** START Data lines **

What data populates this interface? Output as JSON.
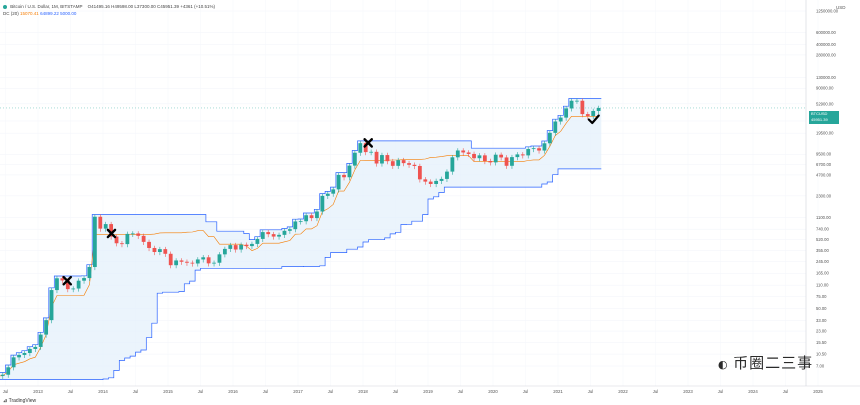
{
  "header": {
    "symbol": "Bitcoin / U.S. Dollar, 1M, BITSTAMP",
    "ohlc": "O41495.16 H49598.00 L37300.00 C45951.39 +4361 (+10.51%)",
    "dc_label": "DC (20)",
    "dc_value_1": "15070.41",
    "dc_value_2": "64899.22",
    "dc_value_3": "5000.00"
  },
  "price_tag": {
    "line1": "BTCUSD",
    "line2": "45951.39",
    "line3": "2 01 16"
  },
  "footer": {
    "tradingview": "TradingView",
    "watermark": "币圈二三事"
  },
  "colors": {
    "up": "#26a69a",
    "down": "#ef5350",
    "channel_line": "#2962ff",
    "basis_line": "#f57c00",
    "channel_fill": "#e3f0fb"
  },
  "chart_data": {
    "type": "candlestick",
    "y_scale": "log",
    "y_axis_unit": "USD",
    "y_ticks": [
      {
        "label": "1250000.00",
        "value": 1250000
      },
      {
        "label": "600000.00",
        "value": 600000
      },
      {
        "label": "400000.00",
        "value": 400000
      },
      {
        "label": "280000.00",
        "value": 280000
      },
      {
        "label": "130000.00",
        "value": 130000
      },
      {
        "label": "90000.00",
        "value": 90000
      },
      {
        "label": "52900.00",
        "value": 52900
      },
      {
        "label": "29500.00",
        "value": 29500
      },
      {
        "label": "19500.00",
        "value": 19500
      },
      {
        "label": "9500.00",
        "value": 9500
      },
      {
        "label": "6700.00",
        "value": 6700
      },
      {
        "label": "4700.00",
        "value": 4700
      },
      {
        "label": "2300.00",
        "value": 2300
      },
      {
        "label": "1100.00",
        "value": 1100
      },
      {
        "label": "740.00",
        "value": 740
      },
      {
        "label": "520.00",
        "value": 520
      },
      {
        "label": "355.00",
        "value": 355
      },
      {
        "label": "245.00",
        "value": 245
      },
      {
        "label": "165.00",
        "value": 165
      },
      {
        "label": "110.00",
        "value": 110
      },
      {
        "label": "75.00",
        "value": 75
      },
      {
        "label": "50.00",
        "value": 50
      },
      {
        "label": "33.00",
        "value": 33
      },
      {
        "label": "23.00",
        "value": 23
      },
      {
        "label": "15.50",
        "value": 15.5
      },
      {
        "label": "10.50",
        "value": 10.5
      },
      {
        "label": "7.00",
        "value": 7
      }
    ],
    "x_ticks": [
      {
        "label": "Jul",
        "t": 2012.5
      },
      {
        "label": "2013",
        "t": 2013.0
      },
      {
        "label": "Jul",
        "t": 2013.5
      },
      {
        "label": "2014",
        "t": 2014.0
      },
      {
        "label": "Jul",
        "t": 2014.5
      },
      {
        "label": "2015",
        "t": 2015.0
      },
      {
        "label": "Jul",
        "t": 2015.5
      },
      {
        "label": "2016",
        "t": 2016.0
      },
      {
        "label": "Jul",
        "t": 2016.5
      },
      {
        "label": "2017",
        "t": 2017.0
      },
      {
        "label": "Jul",
        "t": 2017.5
      },
      {
        "label": "2018",
        "t": 2018.0
      },
      {
        "label": "Jul",
        "t": 2018.5
      },
      {
        "label": "2019",
        "t": 2019.0
      },
      {
        "label": "Jul",
        "t": 2019.5
      },
      {
        "label": "2020",
        "t": 2020.0
      },
      {
        "label": "Jul",
        "t": 2020.5
      },
      {
        "label": "2021",
        "t": 2021.0
      },
      {
        "label": "Jul",
        "t": 2021.5
      },
      {
        "label": "2022",
        "t": 2022.0
      },
      {
        "label": "Jul",
        "t": 2022.5
      },
      {
        "label": "2023",
        "t": 2023.0
      },
      {
        "label": "Jul",
        "t": 2023.5
      },
      {
        "label": "2024",
        "t": 2024.0
      },
      {
        "label": "Jul",
        "t": 2024.5
      },
      {
        "label": "2025",
        "t": 2025.0
      },
      {
        "label": "Jul",
        "t": 2025.5
      }
    ],
    "closes": [
      5.2,
      5.0,
      5.0,
      4.9,
      5.0,
      5.2,
      6.7,
      9.4,
      10.2,
      10.9,
      12.5,
      13.4,
      20.4,
      33.4,
      93,
      139,
      129,
      96,
      98,
      128,
      140,
      204,
      1130,
      754,
      880,
      575,
      458,
      445,
      630,
      640,
      590,
      480,
      390,
      340,
      375,
      320,
      217,
      255,
      244,
      236,
      230,
      264,
      284,
      231,
      236,
      314,
      378,
      430,
      370,
      436,
      416,
      448,
      531,
      670,
      625,
      575,
      610,
      700,
      740,
      963,
      970,
      1190,
      1080,
      1350,
      2300,
      2480,
      2870,
      4700,
      4340,
      6450,
      10000,
      13860,
      10220,
      10320,
      6930,
      9240,
      7500,
      6400,
      7780,
      7020,
      6630,
      6370,
      4040,
      3740,
      3450,
      3830,
      4100,
      5260,
      8560,
      10800,
      10100,
      9600,
      8300,
      9150,
      7550,
      7200,
      9350,
      8520,
      6410,
      8620,
      9450,
      9140,
      11350,
      11660,
      10780,
      13800,
      19700,
      28990,
      33100,
      45200,
      58800,
      58800,
      37300,
      35000,
      41500,
      45951
    ],
    "start": {
      "year": 2012,
      "month": 1
    },
    "interval": "1M",
    "indicator": {
      "name": "DC (20)",
      "basis_value": 15070.41,
      "upper_value": 64899.22,
      "lower_value": 5000.0
    },
    "annotations": [
      {
        "type": "x-mark",
        "t": 2013.45,
        "price": 128
      },
      {
        "type": "x-mark",
        "t": 2014.13,
        "price": 640
      },
      {
        "type": "x-mark",
        "t": 2018.08,
        "price": 14000
      },
      {
        "type": "check-mark",
        "t": 2021.55,
        "price": 31000
      }
    ]
  }
}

** END Data lines **

* [Required task]
All entries are to be retyped exactly. Omit any embedded images.

* [Response for this exercise]
What data populates this interface? Output as JSON.
{
  "header": {
    "symbol": "Bitcoin / U.S. Dollar, 1M, BITSTAMP",
    "ohlc": "O41495.16 H49598.00 L37300.00 C45951.39 +4361 (+10.51%)",
    "dc_label": "DC (20)",
    "dc_value_1": "15070.41",
    "dc_value_2": "64899.22",
    "dc_value_3": "5000.00"
  },
  "price_tag": {
    "line1": "BTCUSD",
    "line2": "45951.39",
    "line3": "2 01 16"
  },
  "footer": {
    "tradingview": "TradingView",
    "watermark": "币圈二三事"
  },
  "colors": {
    "up": "#26a69a",
    "down": "#ef5350",
    "channel_line": "#2962ff",
    "basis_line": "#f57c00",
    "channel_fill": "#e3f0fb"
  },
  "chart_data": {
    "type": "candlestick",
    "y_scale": "log",
    "y_axis_unit": "USD",
    "y_ticks": [
      {
        "label": "1250000.00",
        "value": 1250000
      },
      {
        "label": "600000.00",
        "value": 600000
      },
      {
        "label": "400000.00",
        "value": 400000
      },
      {
        "label": "280000.00",
        "value": 280000
      },
      {
        "label": "130000.00",
        "value": 130000
      },
      {
        "label": "90000.00",
        "value": 90000
      },
      {
        "label": "52900.00",
        "value": 52900
      },
      {
        "label": "29500.00",
        "value": 29500
      },
      {
        "label": "19500.00",
        "value": 19500
      },
      {
        "label": "9500.00",
        "value": 9500
      },
      {
        "label": "6700.00",
        "value": 6700
      },
      {
        "label": "4700.00",
        "value": 4700
      },
      {
        "label": "2300.00",
        "value": 2300
      },
      {
        "label": "1100.00",
        "value": 1100
      },
      {
        "label": "740.00",
        "value": 740
      },
      {
        "label": "520.00",
        "value": 520
      },
      {
        "label": "355.00",
        "value": 355
      },
      {
        "label": "245.00",
        "value": 245
      },
      {
        "label": "165.00",
        "value": 165
      },
      {
        "label": "110.00",
        "value": 110
      },
      {
        "label": "75.00",
        "value": 75
      },
      {
        "label": "50.00",
        "value": 50
      },
      {
        "label": "33.00",
        "value": 33
      },
      {
        "label": "23.00",
        "value": 23
      },
      {
        "label": "15.50",
        "value": 15.5
      },
      {
        "label": "10.50",
        "value": 10.5
      },
      {
        "label": "7.00",
        "value": 7
      }
    ],
    "x_ticks": [
      {
        "label": "Jul",
        "t": 2012.5
      },
      {
        "label": "2013",
        "t": 2013.0
      },
      {
        "label": "Jul",
        "t": 2013.5
      },
      {
        "label": "2014",
        "t": 2014.0
      },
      {
        "label": "Jul",
        "t": 2014.5
      },
      {
        "label": "2015",
        "t": 2015.0
      },
      {
        "label": "Jul",
        "t": 2015.5
      },
      {
        "label": "2016",
        "t": 2016.0
      },
      {
        "label": "Jul",
        "t": 2016.5
      },
      {
        "label": "2017",
        "t": 2017.0
      },
      {
        "label": "Jul",
        "t": 2017.5
      },
      {
        "label": "2018",
        "t": 2018.0
      },
      {
        "label": "Jul",
        "t": 2018.5
      },
      {
        "label": "2019",
        "t": 2019.0
      },
      {
        "label": "Jul",
        "t": 2019.5
      },
      {
        "label": "2020",
        "t": 2020.0
      },
      {
        "label": "Jul",
        "t": 2020.5
      },
      {
        "label": "2021",
        "t": 2021.0
      },
      {
        "label": "Jul",
        "t": 2021.5
      },
      {
        "label": "2022",
        "t": 2022.0
      },
      {
        "label": "Jul",
        "t": 2022.5
      },
      {
        "label": "2023",
        "t": 2023.0
      },
      {
        "label": "Jul",
        "t": 2023.5
      },
      {
        "label": "2024",
        "t": 2024.0
      },
      {
        "label": "Jul",
        "t": 2024.5
      },
      {
        "label": "2025",
        "t": 2025.0
      },
      {
        "label": "Jul",
        "t": 2025.5
      }
    ],
    "closes": [
      5.2,
      5.0,
      5.0,
      4.9,
      5.0,
      5.2,
      6.7,
      9.4,
      10.2,
      10.9,
      12.5,
      13.4,
      20.4,
      33.4,
      93,
      139,
      129,
      96,
      98,
      128,
      140,
      204,
      1130,
      754,
      880,
      575,
      458,
      445,
      630,
      640,
      590,
      480,
      390,
      340,
      375,
      320,
      217,
      255,
      244,
      236,
      230,
      264,
      284,
      231,
      236,
      314,
      378,
      430,
      370,
      436,
      416,
      448,
      531,
      670,
      625,
      575,
      610,
      700,
      740,
      963,
      970,
      1190,
      1080,
      1350,
      2300,
      2480,
      2870,
      4700,
      4340,
      6450,
      10000,
      13860,
      10220,
      10320,
      6930,
      9240,
      7500,
      6400,
      7780,
      7020,
      6630,
      6370,
      4040,
      3740,
      3450,
      3830,
      4100,
      5260,
      8560,
      10800,
      10100,
      9600,
      8300,
      9150,
      7550,
      7200,
      9350,
      8520,
      6410,
      8620,
      9450,
      9140,
      11350,
      11660,
      10780,
      13800,
      19700,
      28990,
      33100,
      45200,
      58800,
      58800,
      37300,
      35000,
      41500,
      45951
    ],
    "start": {
      "year": 2012,
      "month": 1
    },
    "interval": "1M",
    "indicator": {
      "name": "DC (20)",
      "basis_value": 15070.41,
      "upper_value": 64899.22,
      "lower_value": 5000.0
    },
    "annotations": [
      {
        "type": "x-mark",
        "t": 2013.45,
        "price": 128
      },
      {
        "type": "x-mark",
        "t": 2014.13,
        "price": 640
      },
      {
        "type": "x-mark",
        "t": 2018.08,
        "price": 14000
      },
      {
        "type": "check-mark",
        "t": 2021.55,
        "price": 31000
      }
    ]
  }
}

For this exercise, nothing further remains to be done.